>> BEGIN DATASET EXCERPTS

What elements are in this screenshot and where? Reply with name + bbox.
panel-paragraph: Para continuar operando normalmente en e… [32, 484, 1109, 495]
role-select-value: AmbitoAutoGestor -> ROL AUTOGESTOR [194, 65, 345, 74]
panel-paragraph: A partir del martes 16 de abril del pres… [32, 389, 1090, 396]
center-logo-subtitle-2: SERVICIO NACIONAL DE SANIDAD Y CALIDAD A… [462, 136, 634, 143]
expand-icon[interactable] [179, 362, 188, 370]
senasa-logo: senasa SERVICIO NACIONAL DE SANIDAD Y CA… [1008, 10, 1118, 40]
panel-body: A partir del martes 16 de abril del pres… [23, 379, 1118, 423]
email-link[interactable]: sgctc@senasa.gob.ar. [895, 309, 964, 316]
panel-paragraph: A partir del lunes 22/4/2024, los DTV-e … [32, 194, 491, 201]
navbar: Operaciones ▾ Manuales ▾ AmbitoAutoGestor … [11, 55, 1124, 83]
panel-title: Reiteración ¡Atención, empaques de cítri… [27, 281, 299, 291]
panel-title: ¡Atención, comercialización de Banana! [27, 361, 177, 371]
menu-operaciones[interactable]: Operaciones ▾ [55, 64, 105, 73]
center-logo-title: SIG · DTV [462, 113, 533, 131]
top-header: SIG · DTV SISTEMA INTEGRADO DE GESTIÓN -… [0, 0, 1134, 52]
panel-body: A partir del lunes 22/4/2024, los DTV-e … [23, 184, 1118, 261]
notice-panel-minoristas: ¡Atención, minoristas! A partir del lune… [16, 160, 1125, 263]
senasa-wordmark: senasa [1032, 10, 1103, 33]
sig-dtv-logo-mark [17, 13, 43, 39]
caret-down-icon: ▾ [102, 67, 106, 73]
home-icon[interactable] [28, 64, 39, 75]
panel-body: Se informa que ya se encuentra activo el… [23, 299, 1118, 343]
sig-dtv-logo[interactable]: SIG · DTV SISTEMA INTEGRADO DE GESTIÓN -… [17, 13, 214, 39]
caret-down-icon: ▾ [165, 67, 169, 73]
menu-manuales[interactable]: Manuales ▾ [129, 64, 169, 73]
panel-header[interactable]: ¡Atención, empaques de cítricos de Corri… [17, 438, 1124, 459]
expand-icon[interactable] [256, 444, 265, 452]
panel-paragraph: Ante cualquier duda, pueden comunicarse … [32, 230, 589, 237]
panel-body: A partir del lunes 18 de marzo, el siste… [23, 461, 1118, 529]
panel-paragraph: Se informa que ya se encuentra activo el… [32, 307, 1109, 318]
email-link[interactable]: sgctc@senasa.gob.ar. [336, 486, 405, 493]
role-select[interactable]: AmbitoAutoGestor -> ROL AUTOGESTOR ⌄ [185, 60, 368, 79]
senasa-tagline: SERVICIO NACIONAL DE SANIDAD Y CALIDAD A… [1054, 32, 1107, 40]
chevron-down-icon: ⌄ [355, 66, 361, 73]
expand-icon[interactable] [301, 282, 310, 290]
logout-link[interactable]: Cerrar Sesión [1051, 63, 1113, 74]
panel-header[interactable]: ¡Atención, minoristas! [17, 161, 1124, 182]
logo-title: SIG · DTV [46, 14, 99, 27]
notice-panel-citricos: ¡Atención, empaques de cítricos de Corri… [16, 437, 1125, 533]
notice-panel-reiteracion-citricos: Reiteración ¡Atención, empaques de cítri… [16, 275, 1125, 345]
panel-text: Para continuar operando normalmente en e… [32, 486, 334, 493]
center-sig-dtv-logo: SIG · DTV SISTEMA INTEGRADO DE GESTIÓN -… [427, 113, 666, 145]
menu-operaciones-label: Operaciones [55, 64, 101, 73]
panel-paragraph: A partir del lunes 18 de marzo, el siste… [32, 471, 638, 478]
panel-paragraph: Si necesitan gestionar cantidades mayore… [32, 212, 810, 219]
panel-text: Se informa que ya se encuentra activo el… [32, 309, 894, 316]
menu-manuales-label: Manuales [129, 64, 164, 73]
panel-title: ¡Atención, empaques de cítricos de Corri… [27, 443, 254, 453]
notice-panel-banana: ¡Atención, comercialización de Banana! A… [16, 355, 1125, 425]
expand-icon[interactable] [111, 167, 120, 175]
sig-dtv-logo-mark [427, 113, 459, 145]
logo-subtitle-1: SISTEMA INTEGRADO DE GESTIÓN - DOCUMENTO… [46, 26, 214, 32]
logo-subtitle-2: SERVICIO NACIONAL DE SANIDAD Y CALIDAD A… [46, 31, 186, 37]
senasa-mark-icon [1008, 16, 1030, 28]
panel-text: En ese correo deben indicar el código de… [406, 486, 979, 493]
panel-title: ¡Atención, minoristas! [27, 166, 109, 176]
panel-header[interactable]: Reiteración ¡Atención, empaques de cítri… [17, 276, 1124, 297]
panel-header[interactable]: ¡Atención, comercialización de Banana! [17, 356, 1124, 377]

>> END DATASET EXCERPTS

● EXERCISE DIRECTIONS: Output the entries from the start through the line containing "menu-operaciones[interactable]: Operaciones ▾", both ends included, reproducing each line without changes.

● RIGHT ANSWER:
What elements are in this screenshot and where? Reply with name + bbox.
panel-paragraph: Para continuar operando normalmente en e… [32, 484, 1109, 495]
role-select-value: AmbitoAutoGestor -> ROL AUTOGESTOR [194, 65, 345, 74]
panel-paragraph: A partir del martes 16 de abril del pres… [32, 389, 1090, 396]
center-logo-subtitle-2: SERVICIO NACIONAL DE SANIDAD Y CALIDAD A… [462, 136, 634, 143]
expand-icon[interactable] [179, 362, 188, 370]
senasa-logo: senasa SERVICIO NACIONAL DE SANIDAD Y CA… [1008, 10, 1118, 40]
panel-body: A partir del martes 16 de abril del pres… [23, 379, 1118, 423]
email-link[interactable]: sgctc@senasa.gob.ar. [895, 309, 964, 316]
panel-paragraph: A partir del lunes 22/4/2024, los DTV-e … [32, 194, 491, 201]
navbar: Operaciones ▾ Manuales ▾ AmbitoAutoGestor … [11, 55, 1124, 83]
panel-title: Reiteración ¡Atención, empaques de cítri… [27, 281, 299, 291]
panel-title: ¡Atención, comercialización de Banana! [27, 361, 177, 371]
menu-operaciones[interactable]: Operaciones ▾ [55, 64, 105, 73]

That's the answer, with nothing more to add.